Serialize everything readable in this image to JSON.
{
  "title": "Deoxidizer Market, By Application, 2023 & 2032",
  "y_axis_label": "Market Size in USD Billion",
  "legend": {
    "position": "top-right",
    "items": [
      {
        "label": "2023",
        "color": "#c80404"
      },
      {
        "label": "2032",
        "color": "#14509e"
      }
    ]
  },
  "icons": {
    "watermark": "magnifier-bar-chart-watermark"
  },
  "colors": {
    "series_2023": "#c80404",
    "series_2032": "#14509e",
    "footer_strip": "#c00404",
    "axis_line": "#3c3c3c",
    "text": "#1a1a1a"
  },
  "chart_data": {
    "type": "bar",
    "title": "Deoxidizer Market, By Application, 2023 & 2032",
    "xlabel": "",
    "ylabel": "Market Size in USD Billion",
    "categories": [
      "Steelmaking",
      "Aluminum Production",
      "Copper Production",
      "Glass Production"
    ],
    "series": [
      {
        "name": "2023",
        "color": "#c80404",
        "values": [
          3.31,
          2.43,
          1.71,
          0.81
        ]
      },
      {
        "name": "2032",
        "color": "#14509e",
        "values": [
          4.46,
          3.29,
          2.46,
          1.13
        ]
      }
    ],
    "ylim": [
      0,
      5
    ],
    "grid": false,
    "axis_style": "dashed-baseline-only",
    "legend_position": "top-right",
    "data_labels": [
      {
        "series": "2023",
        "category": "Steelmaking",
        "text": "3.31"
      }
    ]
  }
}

----

> Task
Isolate the lines above that contain the word "Application" and copy them.

> Exercise response
  "title": "Deoxidizer Market, By Application, 2023 & 2032",
    "title": "Deoxidizer Market, By Application, 2023 & 2032",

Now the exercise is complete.